• WHAT IS REQUIRED
Copy each line that contains the string "values".

==== MATERIAL ====

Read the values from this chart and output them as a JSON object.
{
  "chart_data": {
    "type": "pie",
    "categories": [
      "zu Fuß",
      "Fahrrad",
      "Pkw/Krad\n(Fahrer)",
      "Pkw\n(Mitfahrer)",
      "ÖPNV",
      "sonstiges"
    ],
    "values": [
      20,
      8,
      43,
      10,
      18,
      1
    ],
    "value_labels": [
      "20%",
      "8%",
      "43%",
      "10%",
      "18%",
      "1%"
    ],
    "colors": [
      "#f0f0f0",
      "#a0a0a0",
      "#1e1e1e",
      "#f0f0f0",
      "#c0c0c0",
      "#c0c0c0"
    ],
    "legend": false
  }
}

====

• RESULT OF THE EXERCISE
Read the values from this chart and output them as a JSON object.
    "values": [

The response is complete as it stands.